=== Goal ===
Copy out every line of the records below word for word, leaving each character and number unchanged.

=== Extracted data ===
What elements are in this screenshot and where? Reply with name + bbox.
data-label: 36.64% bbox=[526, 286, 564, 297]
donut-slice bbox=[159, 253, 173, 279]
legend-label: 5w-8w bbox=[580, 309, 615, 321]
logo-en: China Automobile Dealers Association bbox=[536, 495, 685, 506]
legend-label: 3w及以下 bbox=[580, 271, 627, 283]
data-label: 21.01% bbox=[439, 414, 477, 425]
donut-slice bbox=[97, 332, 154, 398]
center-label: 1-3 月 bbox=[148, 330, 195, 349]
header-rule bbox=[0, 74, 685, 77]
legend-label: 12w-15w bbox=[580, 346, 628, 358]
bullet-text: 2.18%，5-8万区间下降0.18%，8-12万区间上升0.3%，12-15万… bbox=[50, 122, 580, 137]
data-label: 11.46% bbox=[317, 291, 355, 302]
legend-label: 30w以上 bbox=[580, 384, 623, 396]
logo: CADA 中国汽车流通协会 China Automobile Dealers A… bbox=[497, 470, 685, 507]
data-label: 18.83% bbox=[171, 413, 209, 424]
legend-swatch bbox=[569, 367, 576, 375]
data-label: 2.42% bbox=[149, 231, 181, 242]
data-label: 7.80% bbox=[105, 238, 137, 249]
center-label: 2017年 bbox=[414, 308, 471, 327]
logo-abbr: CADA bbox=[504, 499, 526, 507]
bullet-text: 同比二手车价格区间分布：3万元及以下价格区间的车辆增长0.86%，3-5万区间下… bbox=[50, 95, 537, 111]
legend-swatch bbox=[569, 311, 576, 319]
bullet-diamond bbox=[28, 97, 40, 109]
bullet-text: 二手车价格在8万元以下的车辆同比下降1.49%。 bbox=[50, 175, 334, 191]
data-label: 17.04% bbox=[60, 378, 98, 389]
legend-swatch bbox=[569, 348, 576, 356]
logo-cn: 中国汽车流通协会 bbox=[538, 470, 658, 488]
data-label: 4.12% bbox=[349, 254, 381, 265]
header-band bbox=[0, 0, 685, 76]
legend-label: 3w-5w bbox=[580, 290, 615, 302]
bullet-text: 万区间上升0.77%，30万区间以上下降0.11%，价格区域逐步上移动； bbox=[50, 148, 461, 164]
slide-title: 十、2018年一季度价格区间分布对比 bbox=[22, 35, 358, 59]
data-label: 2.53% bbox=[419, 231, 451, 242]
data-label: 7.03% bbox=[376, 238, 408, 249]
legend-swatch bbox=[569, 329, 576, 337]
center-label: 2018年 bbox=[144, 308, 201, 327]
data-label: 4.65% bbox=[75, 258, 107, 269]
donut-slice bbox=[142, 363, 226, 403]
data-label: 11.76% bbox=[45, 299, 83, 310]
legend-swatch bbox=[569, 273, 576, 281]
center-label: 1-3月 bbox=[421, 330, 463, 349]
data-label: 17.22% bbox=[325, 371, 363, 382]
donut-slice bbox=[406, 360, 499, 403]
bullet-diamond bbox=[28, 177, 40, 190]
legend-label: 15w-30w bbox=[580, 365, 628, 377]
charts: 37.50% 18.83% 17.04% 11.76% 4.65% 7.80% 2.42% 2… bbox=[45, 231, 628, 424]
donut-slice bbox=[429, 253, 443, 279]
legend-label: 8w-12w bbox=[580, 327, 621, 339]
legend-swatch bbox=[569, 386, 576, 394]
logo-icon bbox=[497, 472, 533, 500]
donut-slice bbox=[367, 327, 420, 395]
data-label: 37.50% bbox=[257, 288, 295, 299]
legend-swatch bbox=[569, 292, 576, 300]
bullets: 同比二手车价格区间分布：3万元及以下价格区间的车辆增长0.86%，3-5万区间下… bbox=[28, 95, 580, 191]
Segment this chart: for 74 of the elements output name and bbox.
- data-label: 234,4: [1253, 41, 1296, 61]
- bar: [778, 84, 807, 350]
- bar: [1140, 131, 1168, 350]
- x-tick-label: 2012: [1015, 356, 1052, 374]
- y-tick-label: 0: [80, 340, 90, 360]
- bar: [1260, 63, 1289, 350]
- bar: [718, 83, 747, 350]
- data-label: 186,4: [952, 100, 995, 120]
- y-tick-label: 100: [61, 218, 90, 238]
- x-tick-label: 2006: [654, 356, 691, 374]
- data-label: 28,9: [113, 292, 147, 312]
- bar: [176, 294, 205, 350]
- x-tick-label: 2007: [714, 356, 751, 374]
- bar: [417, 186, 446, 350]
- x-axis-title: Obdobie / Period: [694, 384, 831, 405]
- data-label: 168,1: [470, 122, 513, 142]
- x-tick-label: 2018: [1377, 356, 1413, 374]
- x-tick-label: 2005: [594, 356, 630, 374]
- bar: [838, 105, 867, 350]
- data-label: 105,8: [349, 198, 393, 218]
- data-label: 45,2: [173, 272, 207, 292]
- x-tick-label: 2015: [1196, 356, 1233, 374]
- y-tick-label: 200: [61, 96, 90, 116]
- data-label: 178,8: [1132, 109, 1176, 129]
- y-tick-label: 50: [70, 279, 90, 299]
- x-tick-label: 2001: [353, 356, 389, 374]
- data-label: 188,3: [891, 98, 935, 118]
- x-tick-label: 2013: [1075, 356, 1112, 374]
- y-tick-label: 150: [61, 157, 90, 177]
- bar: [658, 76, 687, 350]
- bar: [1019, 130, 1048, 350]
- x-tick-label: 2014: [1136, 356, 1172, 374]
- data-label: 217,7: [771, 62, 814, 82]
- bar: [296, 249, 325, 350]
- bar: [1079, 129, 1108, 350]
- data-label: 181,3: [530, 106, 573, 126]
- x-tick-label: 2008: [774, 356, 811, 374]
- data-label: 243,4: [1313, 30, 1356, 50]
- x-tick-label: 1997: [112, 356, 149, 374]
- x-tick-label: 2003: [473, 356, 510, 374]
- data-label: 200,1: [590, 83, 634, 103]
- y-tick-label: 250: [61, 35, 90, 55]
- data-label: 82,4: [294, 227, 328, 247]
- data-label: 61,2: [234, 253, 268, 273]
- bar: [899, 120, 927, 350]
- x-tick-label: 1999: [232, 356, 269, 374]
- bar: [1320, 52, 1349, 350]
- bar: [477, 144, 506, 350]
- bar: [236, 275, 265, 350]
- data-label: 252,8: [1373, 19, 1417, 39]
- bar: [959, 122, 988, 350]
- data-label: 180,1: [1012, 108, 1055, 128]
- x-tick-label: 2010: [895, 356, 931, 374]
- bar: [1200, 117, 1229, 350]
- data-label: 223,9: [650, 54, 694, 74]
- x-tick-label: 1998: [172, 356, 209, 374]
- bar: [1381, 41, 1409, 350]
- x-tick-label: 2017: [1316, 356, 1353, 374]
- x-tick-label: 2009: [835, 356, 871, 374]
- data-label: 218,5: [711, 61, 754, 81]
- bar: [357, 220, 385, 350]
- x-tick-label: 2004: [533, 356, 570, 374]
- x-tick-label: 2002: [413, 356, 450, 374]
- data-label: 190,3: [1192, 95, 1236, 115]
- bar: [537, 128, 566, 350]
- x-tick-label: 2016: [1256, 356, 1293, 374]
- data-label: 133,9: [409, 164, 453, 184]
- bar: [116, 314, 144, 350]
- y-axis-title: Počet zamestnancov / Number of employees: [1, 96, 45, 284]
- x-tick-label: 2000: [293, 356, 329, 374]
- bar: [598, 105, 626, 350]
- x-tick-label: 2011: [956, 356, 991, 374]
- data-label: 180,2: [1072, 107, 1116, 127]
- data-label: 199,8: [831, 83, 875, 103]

=== Exercise output ===
What elements are in this screenshot and where? Reply with name + bbox.
data-label: 36.64% bbox=[526, 286, 564, 297]
donut-slice bbox=[159, 253, 173, 279]
legend-label: 5w-8w bbox=[580, 309, 615, 321]
logo-en: China Automobile Dealers Association bbox=[536, 495, 685, 506]
legend-label: 3w及以下 bbox=[580, 271, 627, 283]
data-label: 21.01% bbox=[439, 414, 477, 425]
donut-slice bbox=[97, 332, 154, 398]
center-label: 1-3 月 bbox=[148, 330, 195, 349]
header-rule bbox=[0, 74, 685, 77]
legend-label: 12w-15w bbox=[580, 346, 628, 358]
bullet-text: 2.18%，5-8万区间下降0.18%，8-12万区间上升0.3%，12-15万… bbox=[50, 122, 580, 137]
data-label: 11.46% bbox=[317, 291, 355, 302]
legend-label: 30w以上 bbox=[580, 384, 623, 396]
logo: CADA 中国汽车流通协会 China Automobile Dealers A… bbox=[497, 470, 685, 507]
data-label: 18.83% bbox=[171, 413, 209, 424]
legend-swatch bbox=[569, 367, 576, 375]
data-label: 2.42% bbox=[149, 231, 181, 242]
data-label: 7.80% bbox=[105, 238, 137, 249]
center-label: 2017年 bbox=[414, 308, 471, 327]
logo-abbr: CADA bbox=[504, 499, 526, 507]
bullet-text: 同比二手车价格区间分布：3万元及以下价格区间的车辆增长0.86%，3-5万区间下… bbox=[50, 95, 537, 111]
legend-swatch bbox=[569, 311, 576, 319]
bullet-diamond bbox=[28, 97, 40, 109]
bullet-text: 二手车价格在8万元以下的车辆同比下降1.49%。 bbox=[50, 175, 334, 191]
data-label: 17.04% bbox=[60, 378, 98, 389]
legend-swatch bbox=[569, 348, 576, 356]
logo-cn: 中国汽车流通协会 bbox=[538, 470, 658, 488]
data-label: 4.12% bbox=[349, 254, 381, 265]
header-band bbox=[0, 0, 685, 76]
legend-label: 3w-5w bbox=[580, 290, 615, 302]
bullet-text: 万区间上升0.77%，30万区间以上下降0.11%，价格区域逐步上移动； bbox=[50, 148, 461, 164]
slide-title: 十、2018年一季度价格区间分布对比 bbox=[22, 35, 358, 59]
data-label: 2.53% bbox=[419, 231, 451, 242]
data-label: 7.03% bbox=[376, 238, 408, 249]
legend-swatch bbox=[569, 329, 576, 337]
center-label: 2018年 bbox=[144, 308, 201, 327]
data-label: 4.65% bbox=[75, 258, 107, 269]
donut-slice bbox=[142, 363, 226, 403]
data-label: 11.76% bbox=[45, 299, 83, 310]
legend-swatch bbox=[569, 273, 576, 281]
center-label: 1-3月 bbox=[421, 330, 463, 349]
data-label: 17.22% bbox=[325, 371, 363, 382]
donut-slice bbox=[406, 360, 499, 403]
bullet-diamond bbox=[28, 177, 40, 190]
legend-label: 15w-30w bbox=[580, 365, 628, 377]
charts: 37.50% 18.83% 17.04% 11.76% 4.65% 7.80% 2.42% 2… bbox=[45, 231, 628, 424]
donut-slice bbox=[429, 253, 443, 279]
legend-label: 8w-12w bbox=[580, 327, 621, 339]
legend-swatch bbox=[569, 386, 576, 394]
logo-icon bbox=[497, 472, 533, 500]
donut-slice bbox=[367, 327, 420, 395]
data-label: 37.50% bbox=[257, 288, 295, 299]
legend-swatch bbox=[569, 292, 576, 300]
bullets: 同比二手车价格区间分布：3万元及以下价格区间的车辆增长0.86%，3-5万区间下… bbox=[28, 95, 580, 191]
Segment this chart: for 74 of the elements output name and bbox.
- data-label: 234,4: [1253, 41, 1296, 61]
- bar: [778, 84, 807, 350]
- bar: [1140, 131, 1168, 350]
- x-tick-label: 2012: [1015, 356, 1052, 374]
- y-tick-label: 0: [80, 340, 90, 360]
- bar: [1260, 63, 1289, 350]
- bar: [718, 83, 747, 350]
- data-label: 186,4: [952, 100, 995, 120]
- y-tick-label: 100: [61, 218, 90, 238]
- x-tick-label: 2006: [654, 356, 691, 374]
- data-label: 28,9: [113, 292, 147, 312]
- bar: [176, 294, 205, 350]
- x-tick-label: 2007: [714, 356, 751, 374]
- bar: [417, 186, 446, 350]
- x-axis-title: Obdobie / Period: [694, 384, 831, 405]
- data-label: 168,1: [470, 122, 513, 142]
- x-tick-label: 2018: [1377, 356, 1413, 374]
- x-tick-label: 2005: [594, 356, 630, 374]
- bar: [838, 105, 867, 350]
- data-label: 105,8: [349, 198, 393, 218]
- data-label: 45,2: [173, 272, 207, 292]
- x-tick-label: 2015: [1196, 356, 1233, 374]
- y-tick-label: 200: [61, 96, 90, 116]
- data-label: 178,8: [1132, 109, 1176, 129]
- y-tick-label: 50: [70, 279, 90, 299]
- x-tick-label: 2001: [353, 356, 389, 374]
- data-label: 188,3: [891, 98, 935, 118]
- x-tick-label: 2013: [1075, 356, 1112, 374]
- y-tick-label: 150: [61, 157, 90, 177]
- bar: [658, 76, 687, 350]
- bar: [1019, 130, 1048, 350]
- x-tick-label: 2014: [1136, 356, 1172, 374]
- data-label: 217,7: [771, 62, 814, 82]
- bar: [296, 249, 325, 350]
- bar: [1079, 129, 1108, 350]
- data-label: 181,3: [530, 106, 573, 126]
- x-tick-label: 2008: [774, 356, 811, 374]
- data-label: 243,4: [1313, 30, 1356, 50]
- x-tick-label: 1997: [112, 356, 149, 374]
- x-tick-label: 2003: [473, 356, 510, 374]
- data-label: 200,1: [590, 83, 634, 103]
- y-tick-label: 250: [61, 35, 90, 55]
- data-label: 82,4: [294, 227, 328, 247]
- data-label: 61,2: [234, 253, 268, 273]
- bar: [899, 120, 927, 350]
- x-tick-label: 1999: [232, 356, 269, 374]
- bar: [1320, 52, 1349, 350]
- bar: [477, 144, 506, 350]
- bar: [236, 275, 265, 350]
- data-label: 252,8: [1373, 19, 1417, 39]
- bar: [959, 122, 988, 350]
- data-label: 180,1: [1012, 108, 1055, 128]
- x-tick-label: 2010: [895, 356, 931, 374]
- bar: [1200, 117, 1229, 350]
- data-label: 223,9: [650, 54, 694, 74]
- x-tick-label: 1998: [172, 356, 209, 374]
- bar: [1381, 41, 1409, 350]
- x-tick-label: 2017: [1316, 356, 1353, 374]
- x-tick-label: 2009: [835, 356, 871, 374]
- data-label: 218,5: [711, 61, 754, 81]
- bar: [357, 220, 385, 350]
- x-tick-label: 2004: [533, 356, 570, 374]
- x-tick-label: 2002: [413, 356, 450, 374]
- data-label: 190,3: [1192, 95, 1236, 115]
- bar: [537, 128, 566, 350]
- x-tick-label: 2016: [1256, 356, 1293, 374]
- data-label: 133,9: [409, 164, 453, 184]
- bar: [116, 314, 144, 350]
- y-axis-title: Počet zamestnancov / Number of employees: [1, 96, 45, 284]
- x-tick-label: 2000: [293, 356, 329, 374]
- bar: [598, 105, 626, 350]
- x-tick-label: 2011: [956, 356, 991, 374]
- data-label: 180,2: [1072, 107, 1116, 127]
- data-label: 199,8: [831, 83, 875, 103]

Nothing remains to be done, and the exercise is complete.